| Given task |
Filter the entries below, keeping only lines with the word "алфавитінде".

| Data listing |
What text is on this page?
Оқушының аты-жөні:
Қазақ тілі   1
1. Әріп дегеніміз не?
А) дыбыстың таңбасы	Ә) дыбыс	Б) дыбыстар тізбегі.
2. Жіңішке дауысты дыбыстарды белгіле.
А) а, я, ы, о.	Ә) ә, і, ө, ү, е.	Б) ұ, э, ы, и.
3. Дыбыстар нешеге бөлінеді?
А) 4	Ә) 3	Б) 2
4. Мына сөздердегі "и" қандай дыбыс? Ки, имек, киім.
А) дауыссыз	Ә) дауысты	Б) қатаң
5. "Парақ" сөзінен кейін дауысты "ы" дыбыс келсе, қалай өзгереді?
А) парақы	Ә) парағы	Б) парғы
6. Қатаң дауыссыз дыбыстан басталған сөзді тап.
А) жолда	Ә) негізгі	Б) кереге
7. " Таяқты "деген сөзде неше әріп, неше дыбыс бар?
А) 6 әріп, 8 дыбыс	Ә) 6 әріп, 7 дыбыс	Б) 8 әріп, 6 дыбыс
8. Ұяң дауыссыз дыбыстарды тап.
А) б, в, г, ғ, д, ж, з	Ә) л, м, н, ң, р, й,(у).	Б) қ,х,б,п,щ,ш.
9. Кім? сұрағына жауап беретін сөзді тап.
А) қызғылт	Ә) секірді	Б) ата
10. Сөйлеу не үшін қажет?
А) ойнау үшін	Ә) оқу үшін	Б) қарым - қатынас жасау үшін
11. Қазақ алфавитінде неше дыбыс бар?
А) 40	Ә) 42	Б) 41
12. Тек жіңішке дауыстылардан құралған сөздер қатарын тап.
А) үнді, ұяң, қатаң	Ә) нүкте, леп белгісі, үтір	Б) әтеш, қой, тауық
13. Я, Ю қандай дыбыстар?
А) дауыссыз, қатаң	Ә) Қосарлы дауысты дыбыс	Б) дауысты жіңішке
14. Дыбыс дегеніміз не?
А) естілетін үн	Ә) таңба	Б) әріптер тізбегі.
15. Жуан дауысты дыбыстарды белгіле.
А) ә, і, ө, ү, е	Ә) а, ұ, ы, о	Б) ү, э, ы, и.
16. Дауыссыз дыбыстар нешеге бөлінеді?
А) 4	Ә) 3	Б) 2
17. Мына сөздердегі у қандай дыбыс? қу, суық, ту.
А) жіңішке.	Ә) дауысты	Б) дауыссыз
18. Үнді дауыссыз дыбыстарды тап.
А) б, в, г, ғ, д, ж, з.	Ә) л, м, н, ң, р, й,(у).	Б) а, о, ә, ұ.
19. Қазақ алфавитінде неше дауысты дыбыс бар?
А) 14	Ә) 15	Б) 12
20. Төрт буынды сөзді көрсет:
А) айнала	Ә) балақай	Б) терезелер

| Exercise output |
11. Қазақ алфавитінде неше дыбыс бар?
19. Қазақ алфавитінде неше дауысты дыбыс бар?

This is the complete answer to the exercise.